Items from a figure collection
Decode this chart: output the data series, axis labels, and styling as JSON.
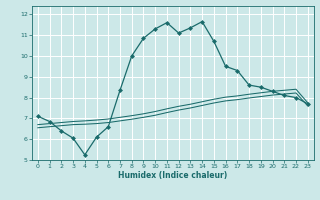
{
  "xlabel": "Humidex (Indice chaleur)",
  "xlim": [
    -0.5,
    23.5
  ],
  "ylim": [
    5,
    12.4
  ],
  "xticks": [
    0,
    1,
    2,
    3,
    4,
    5,
    6,
    7,
    8,
    9,
    10,
    11,
    12,
    13,
    14,
    15,
    16,
    17,
    18,
    19,
    20,
    21,
    22,
    23
  ],
  "yticks": [
    5,
    6,
    7,
    8,
    9,
    10,
    11,
    12
  ],
  "bg_color": "#cce8e8",
  "line_color": "#1a6b6b",
  "grid_color": "#b0d8d8",
  "line1_x": [
    0,
    1,
    2,
    3,
    4,
    5,
    6,
    7,
    8,
    9,
    10,
    11,
    12,
    13,
    14,
    15,
    16,
    17,
    18,
    19,
    20,
    21,
    22,
    23
  ],
  "line1_y": [
    7.1,
    6.85,
    6.4,
    6.05,
    5.25,
    6.1,
    6.6,
    8.35,
    10.0,
    10.85,
    11.3,
    11.6,
    11.1,
    11.35,
    11.65,
    10.7,
    9.5,
    9.3,
    8.6,
    8.5,
    8.3,
    8.1,
    8.0,
    7.7
  ],
  "line2_x": [
    0,
    1,
    2,
    3,
    4,
    5,
    6,
    7,
    8,
    9,
    10,
    11,
    12,
    13,
    14,
    15,
    16,
    17,
    18,
    19,
    20,
    21,
    22,
    23
  ],
  "line2_y": [
    6.55,
    6.6,
    6.65,
    6.7,
    6.72,
    6.75,
    6.8,
    6.88,
    6.96,
    7.05,
    7.15,
    7.28,
    7.4,
    7.5,
    7.62,
    7.74,
    7.84,
    7.9,
    7.98,
    8.05,
    8.12,
    8.17,
    8.22,
    7.6
  ],
  "line3_x": [
    0,
    1,
    2,
    3,
    4,
    5,
    6,
    7,
    8,
    9,
    10,
    11,
    12,
    13,
    14,
    15,
    16,
    17,
    18,
    19,
    20,
    21,
    22,
    23
  ],
  "line3_y": [
    6.7,
    6.75,
    6.8,
    6.85,
    6.88,
    6.92,
    6.97,
    7.05,
    7.13,
    7.22,
    7.33,
    7.46,
    7.58,
    7.68,
    7.8,
    7.92,
    8.02,
    8.08,
    8.16,
    8.23,
    8.3,
    8.35,
    8.4,
    7.75
  ]
}
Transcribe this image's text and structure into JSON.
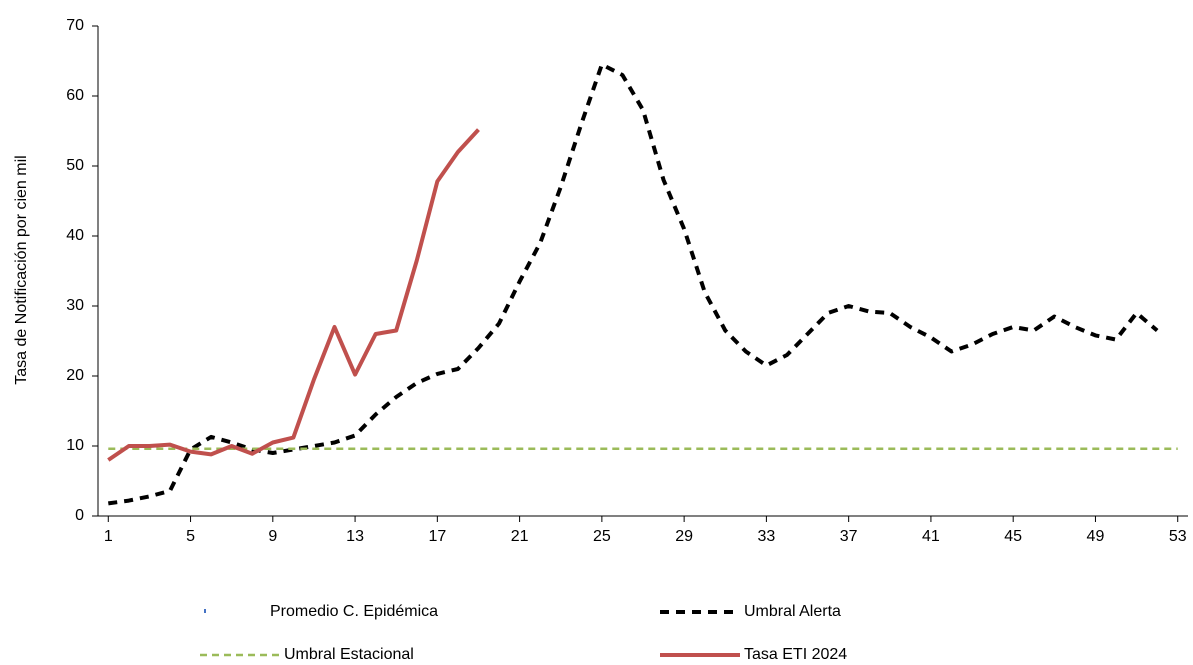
{
  "chart_data": {
    "type": "line",
    "y_label": "Tasa de Notificación por cien mil",
    "x": [
      1,
      2,
      3,
      4,
      5,
      6,
      7,
      8,
      9,
      10,
      11,
      12,
      13,
      14,
      15,
      16,
      17,
      18,
      19,
      20,
      21,
      22,
      23,
      24,
      25,
      26,
      27,
      28,
      29,
      30,
      31,
      32,
      33,
      34,
      35,
      36,
      37,
      38,
      39,
      40,
      41,
      42,
      43,
      44,
      45,
      46,
      47,
      48,
      49,
      50,
      51,
      52,
      53
    ],
    "xlim": [
      0.5,
      53.5
    ],
    "xticks": [
      1,
      5,
      9,
      13,
      17,
      21,
      25,
      29,
      33,
      37,
      41,
      45,
      49,
      53
    ],
    "ylim": [
      0,
      70
    ],
    "yticks": [
      0,
      10,
      20,
      30,
      40,
      50,
      60,
      70
    ],
    "series": [
      {
        "name": "Promedio  C. Epidémica",
        "color": "#4472c4",
        "style": "marker",
        "values": [
          null,
          null,
          null,
          null,
          null,
          null,
          null,
          null,
          null,
          null,
          null,
          null,
          null,
          null,
          null,
          null,
          null,
          null,
          null,
          null,
          null,
          null,
          null,
          null,
          null,
          null,
          null,
          null,
          null,
          null,
          null,
          null,
          null,
          null,
          null,
          null,
          null,
          null,
          null,
          null,
          null,
          null,
          null,
          null,
          null,
          null,
          null,
          null,
          null,
          null,
          null,
          null,
          null
        ]
      },
      {
        "name": "Umbral Alerta",
        "color": "#000000",
        "style": "dashed",
        "values": [
          1.8,
          2.2,
          2.8,
          3.6,
          9.5,
          11.3,
          10.5,
          9.5,
          9,
          9.5,
          10,
          10.5,
          11.5,
          14.5,
          17,
          19,
          20.3,
          21,
          24,
          27.5,
          33.5,
          39,
          47,
          56,
          64.5,
          63,
          58,
          48,
          41,
          32,
          26.5,
          23.5,
          21.5,
          23,
          26,
          29,
          30,
          29.2,
          29,
          27,
          25.5,
          23.5,
          24.5,
          26,
          27,
          26.5,
          28.5,
          27,
          25.8,
          25.2,
          29,
          26.5,
          null
        ]
      },
      {
        "name": "Umbral Estacional",
        "color": "#9bbb59",
        "style": "dotted",
        "values": [
          9.6,
          9.6,
          9.6,
          9.6,
          9.6,
          9.6,
          9.6,
          9.6,
          9.6,
          9.6,
          9.6,
          9.6,
          9.6,
          9.6,
          9.6,
          9.6,
          9.6,
          9.6,
          9.6,
          9.6,
          9.6,
          9.6,
          9.6,
          9.6,
          9.6,
          9.6,
          9.6,
          9.6,
          9.6,
          9.6,
          9.6,
          9.6,
          9.6,
          9.6,
          9.6,
          9.6,
          9.6,
          9.6,
          9.6,
          9.6,
          9.6,
          9.6,
          9.6,
          9.6,
          9.6,
          9.6,
          9.6,
          9.6,
          9.6,
          9.6,
          9.6,
          9.6,
          9.6
        ]
      },
      {
        "name": "Tasa ETI  2024",
        "color": "#c0504d",
        "style": "solid",
        "values": [
          8,
          10,
          10,
          10.2,
          9.2,
          8.8,
          10,
          8.9,
          10.5,
          11.2,
          19.5,
          27,
          20.2,
          26,
          26.5,
          36.5,
          47.8,
          52,
          55.2,
          null,
          null,
          null,
          null,
          null,
          null,
          null,
          null,
          null,
          null,
          null,
          null,
          null,
          null,
          null,
          null,
          null,
          null,
          null,
          null,
          null,
          null,
          null,
          null,
          null,
          null,
          null,
          null,
          null,
          null,
          null,
          null,
          null,
          null
        ]
      }
    ]
  }
}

▶ WRITTEN PROBLEM
Review the material and copy each line in which the word "series" appears.

▶ EXPECTED OUTPUT
Decode this chart: output the data series, axis labels, and styling as JSON.
    "series": [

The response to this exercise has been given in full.